== Records provided ==

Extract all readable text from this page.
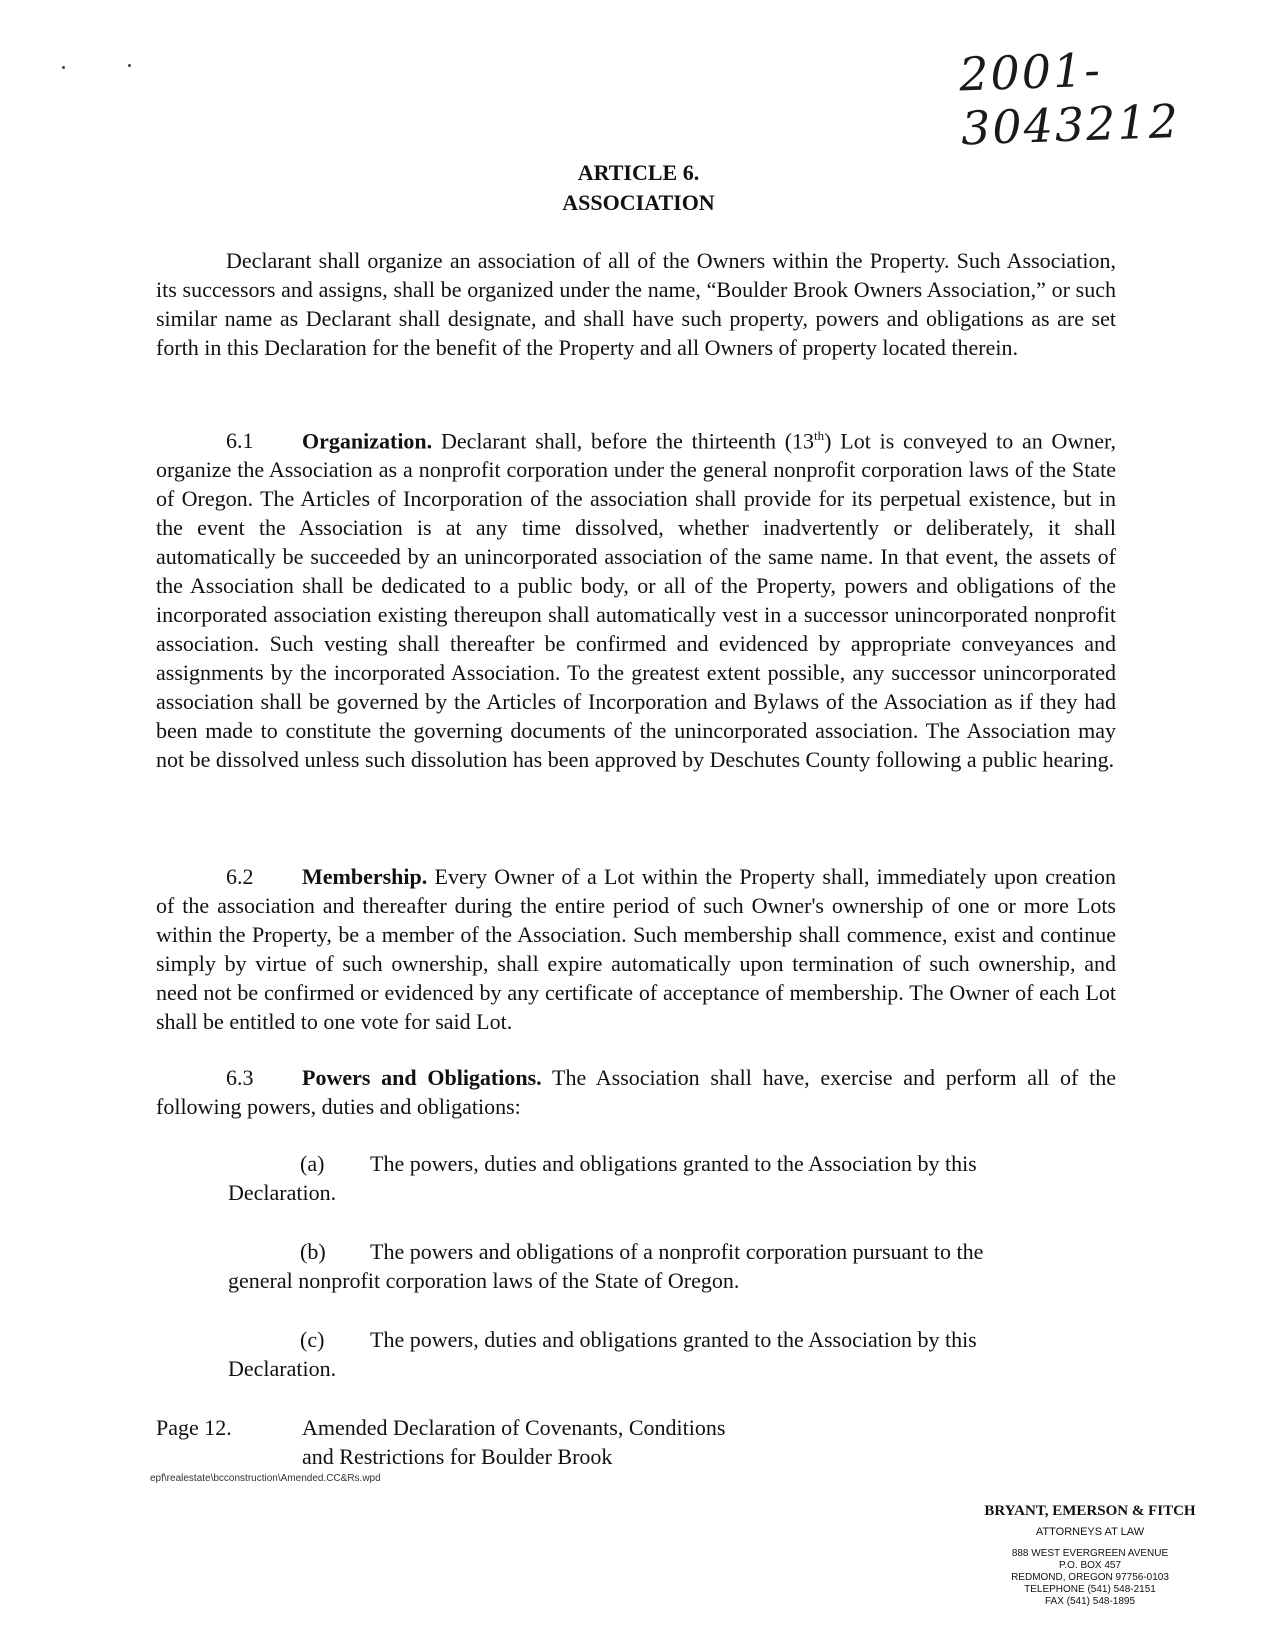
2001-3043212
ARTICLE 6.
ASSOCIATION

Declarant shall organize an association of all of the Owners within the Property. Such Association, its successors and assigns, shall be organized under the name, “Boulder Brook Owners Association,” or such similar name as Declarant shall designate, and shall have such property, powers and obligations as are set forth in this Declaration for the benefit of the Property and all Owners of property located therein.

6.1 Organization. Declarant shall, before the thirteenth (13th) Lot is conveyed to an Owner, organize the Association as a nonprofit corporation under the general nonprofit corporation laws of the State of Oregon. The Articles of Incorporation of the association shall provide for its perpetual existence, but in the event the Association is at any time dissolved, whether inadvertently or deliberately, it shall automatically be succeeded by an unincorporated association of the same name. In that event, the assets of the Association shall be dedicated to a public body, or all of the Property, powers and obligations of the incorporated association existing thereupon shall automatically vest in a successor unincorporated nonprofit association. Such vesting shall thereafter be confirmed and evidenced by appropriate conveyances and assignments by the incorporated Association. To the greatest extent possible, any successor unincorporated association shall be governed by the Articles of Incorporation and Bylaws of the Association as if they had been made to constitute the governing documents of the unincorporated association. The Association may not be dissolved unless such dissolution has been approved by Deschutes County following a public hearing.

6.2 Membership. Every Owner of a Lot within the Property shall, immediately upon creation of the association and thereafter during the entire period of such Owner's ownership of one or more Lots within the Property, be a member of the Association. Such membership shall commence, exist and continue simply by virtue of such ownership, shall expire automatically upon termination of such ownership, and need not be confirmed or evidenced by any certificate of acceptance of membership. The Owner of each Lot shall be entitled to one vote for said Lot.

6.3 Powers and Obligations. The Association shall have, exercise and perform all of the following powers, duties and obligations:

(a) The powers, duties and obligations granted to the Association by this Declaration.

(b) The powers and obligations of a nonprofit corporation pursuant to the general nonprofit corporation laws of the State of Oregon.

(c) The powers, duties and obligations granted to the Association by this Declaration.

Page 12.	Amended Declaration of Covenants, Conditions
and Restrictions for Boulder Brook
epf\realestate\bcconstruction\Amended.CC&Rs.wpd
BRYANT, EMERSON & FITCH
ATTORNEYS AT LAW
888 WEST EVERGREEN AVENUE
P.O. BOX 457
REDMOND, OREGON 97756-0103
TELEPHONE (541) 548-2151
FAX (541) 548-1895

===

→ **Objective**:
Write out the full listing verbatim, excluding its pictures.

→ **Task output**:
Extract all readable text from this page.
2001-3043212
ARTICLE 6.
ASSOCIATION

Declarant shall organize an association of all of the Owners within the Property. Such Association, its successors and assigns, shall be organized under the name, “Boulder Brook Owners Association,” or such similar name as Declarant shall designate, and shall have such property, powers and obligations as are set forth in this Declaration for the benefit of the Property and all Owners of property located therein.

6.1 Organization. Declarant shall, before the thirteenth (13th) Lot is conveyed to an Owner, organize the Association as a nonprofit corporation under the general nonprofit corporation laws of the State of Oregon. The Articles of Incorporation of the association shall provide for its perpetual existence, but in the event the Association is at any time dissolved, whether inadvertently or deliberately, it shall automatically be succeeded by an unincorporated association of the same name. In that event, the assets of the Association shall be dedicated to a public body, or all of the Property, powers and obligations of the incorporated association existing thereupon shall automatically vest in a successor unincorporated nonprofit association. Such vesting shall thereafter be confirmed and evidenced by appropriate conveyances and assignments by the incorporated Association. To the greatest extent possible, any successor unincorporated association shall be governed by the Articles of Incorporation and Bylaws of the Association as if they had been made to constitute the governing documents of the unincorporated association. The Association may not be dissolved unless such dissolution has been approved by Deschutes County following a public hearing.

6.2 Membership. Every Owner of a Lot within the Property shall, immediately upon creation of the association and thereafter during the entire period of such Owner's ownership of one or more Lots within the Property, be a member of the Association. Such membership shall commence, exist and continue simply by virtue of such ownership, shall expire automatically upon termination of such ownership, and need not be confirmed or evidenced by any certificate of acceptance of membership. The Owner of each Lot shall be entitled to one vote for said Lot.

6.3 Powers and Obligations. The Association shall have, exercise and perform all of the following powers, duties and obligations:

(a) The powers, duties and obligations granted to the Association by this Declaration.

(b) The powers and obligations of a nonprofit corporation pursuant to the general nonprofit corporation laws of the State of Oregon.

(c) The powers, duties and obligations granted to the Association by this Declaration.

Page 12.	Amended Declaration of Covenants, Conditions
and Restrictions for Boulder Brook
epf\realestate\bcconstruction\Amended.CC&Rs.wpd
BRYANT, EMERSON & FITCH
ATTORNEYS AT LAW
888 WEST EVERGREEN AVENUE
P.O. BOX 457
REDMOND, OREGON 97756-0103
TELEPHONE (541) 548-2151
FAX (541) 548-1895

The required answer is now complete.